[START ROWS]

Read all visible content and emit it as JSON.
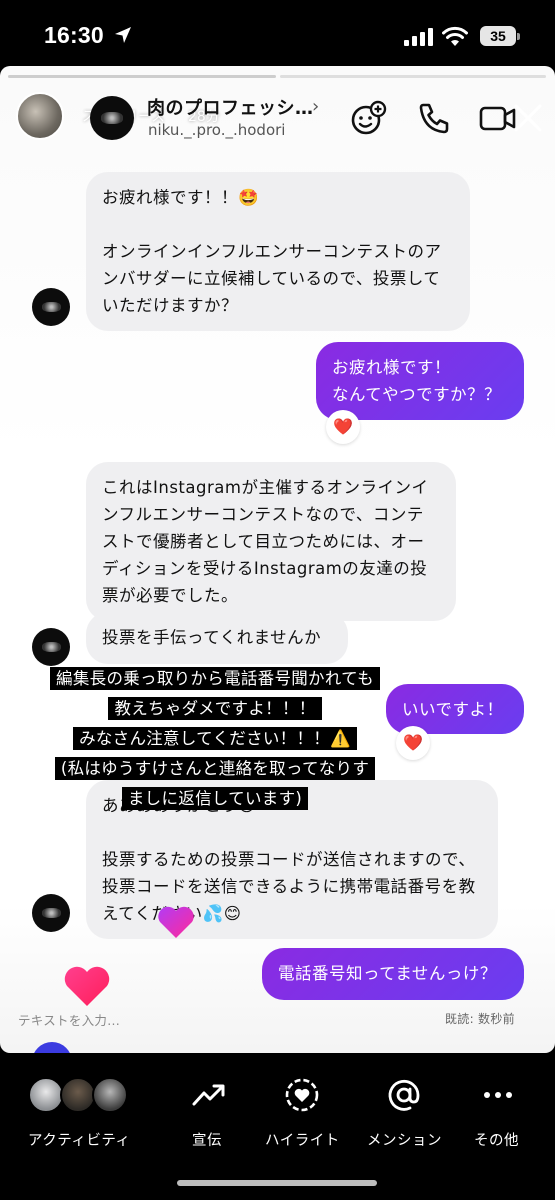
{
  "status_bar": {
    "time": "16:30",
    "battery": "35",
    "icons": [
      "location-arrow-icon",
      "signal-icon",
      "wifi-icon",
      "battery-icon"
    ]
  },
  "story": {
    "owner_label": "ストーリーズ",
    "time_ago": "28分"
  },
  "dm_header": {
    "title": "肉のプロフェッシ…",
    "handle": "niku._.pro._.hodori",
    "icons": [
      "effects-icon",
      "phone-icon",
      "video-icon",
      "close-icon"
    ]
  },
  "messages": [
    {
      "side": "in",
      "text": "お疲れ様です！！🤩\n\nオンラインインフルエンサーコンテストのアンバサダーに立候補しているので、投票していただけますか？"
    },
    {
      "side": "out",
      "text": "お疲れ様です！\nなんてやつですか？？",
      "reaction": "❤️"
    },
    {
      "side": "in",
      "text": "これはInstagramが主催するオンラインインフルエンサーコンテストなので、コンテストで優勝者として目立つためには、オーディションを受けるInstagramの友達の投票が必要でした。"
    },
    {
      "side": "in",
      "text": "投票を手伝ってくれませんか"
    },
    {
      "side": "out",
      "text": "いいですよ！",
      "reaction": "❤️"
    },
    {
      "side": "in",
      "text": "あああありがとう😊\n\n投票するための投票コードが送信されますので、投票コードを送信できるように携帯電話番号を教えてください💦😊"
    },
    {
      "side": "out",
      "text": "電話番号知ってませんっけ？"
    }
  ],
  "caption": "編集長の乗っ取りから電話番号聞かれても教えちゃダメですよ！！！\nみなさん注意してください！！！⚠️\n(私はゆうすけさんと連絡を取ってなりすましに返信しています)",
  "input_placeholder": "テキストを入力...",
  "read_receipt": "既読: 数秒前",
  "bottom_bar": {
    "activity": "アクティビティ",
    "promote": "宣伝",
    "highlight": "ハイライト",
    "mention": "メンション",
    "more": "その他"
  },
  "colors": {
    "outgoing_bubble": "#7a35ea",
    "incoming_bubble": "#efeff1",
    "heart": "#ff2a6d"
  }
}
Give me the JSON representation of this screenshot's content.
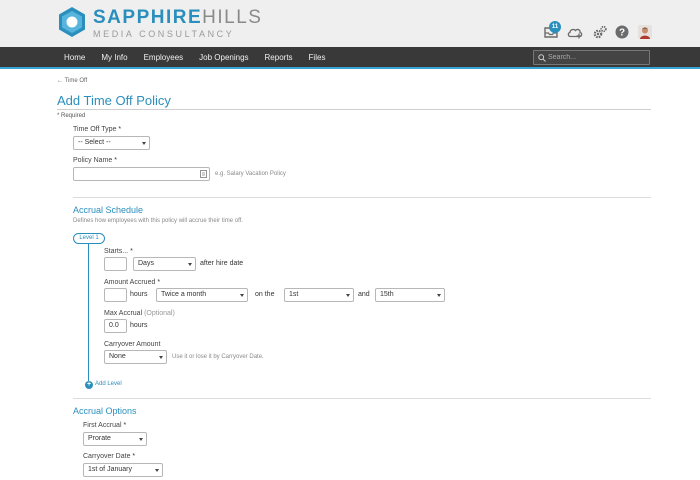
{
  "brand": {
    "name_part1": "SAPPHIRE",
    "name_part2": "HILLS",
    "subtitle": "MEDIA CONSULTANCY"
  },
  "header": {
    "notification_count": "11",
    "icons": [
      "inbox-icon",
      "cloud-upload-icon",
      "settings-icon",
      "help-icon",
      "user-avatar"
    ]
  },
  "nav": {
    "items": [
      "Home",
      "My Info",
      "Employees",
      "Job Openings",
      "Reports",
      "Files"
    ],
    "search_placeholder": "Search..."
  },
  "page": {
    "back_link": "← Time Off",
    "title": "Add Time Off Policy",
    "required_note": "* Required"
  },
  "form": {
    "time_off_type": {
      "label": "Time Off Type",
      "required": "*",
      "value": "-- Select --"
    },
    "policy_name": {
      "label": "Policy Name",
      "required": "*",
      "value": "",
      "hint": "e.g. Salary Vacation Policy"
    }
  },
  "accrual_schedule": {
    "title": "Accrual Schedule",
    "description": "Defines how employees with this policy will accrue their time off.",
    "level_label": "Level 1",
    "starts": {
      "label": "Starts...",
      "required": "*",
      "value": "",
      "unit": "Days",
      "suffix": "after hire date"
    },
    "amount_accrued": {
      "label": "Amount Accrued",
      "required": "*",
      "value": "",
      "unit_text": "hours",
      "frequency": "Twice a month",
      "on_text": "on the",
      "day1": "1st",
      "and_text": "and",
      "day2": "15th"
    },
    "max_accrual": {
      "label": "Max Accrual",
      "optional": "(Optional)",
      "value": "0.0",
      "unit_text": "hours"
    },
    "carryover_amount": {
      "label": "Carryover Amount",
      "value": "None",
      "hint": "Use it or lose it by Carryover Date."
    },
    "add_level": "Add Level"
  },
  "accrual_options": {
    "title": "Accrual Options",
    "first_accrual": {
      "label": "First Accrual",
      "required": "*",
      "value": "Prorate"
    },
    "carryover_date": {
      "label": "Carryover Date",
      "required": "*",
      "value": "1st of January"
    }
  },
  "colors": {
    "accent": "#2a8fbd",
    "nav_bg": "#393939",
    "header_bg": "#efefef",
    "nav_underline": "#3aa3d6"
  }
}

[END ROWS]

## TASK INSTRUCTIONS
Look above for every line with the word "hint" and copy it.

## SOLUTION FOR THIS PROBLEM
      "hint": "e.g. Salary Vacation Policy"
      "hint": "Use it or lose it by Carryover Date."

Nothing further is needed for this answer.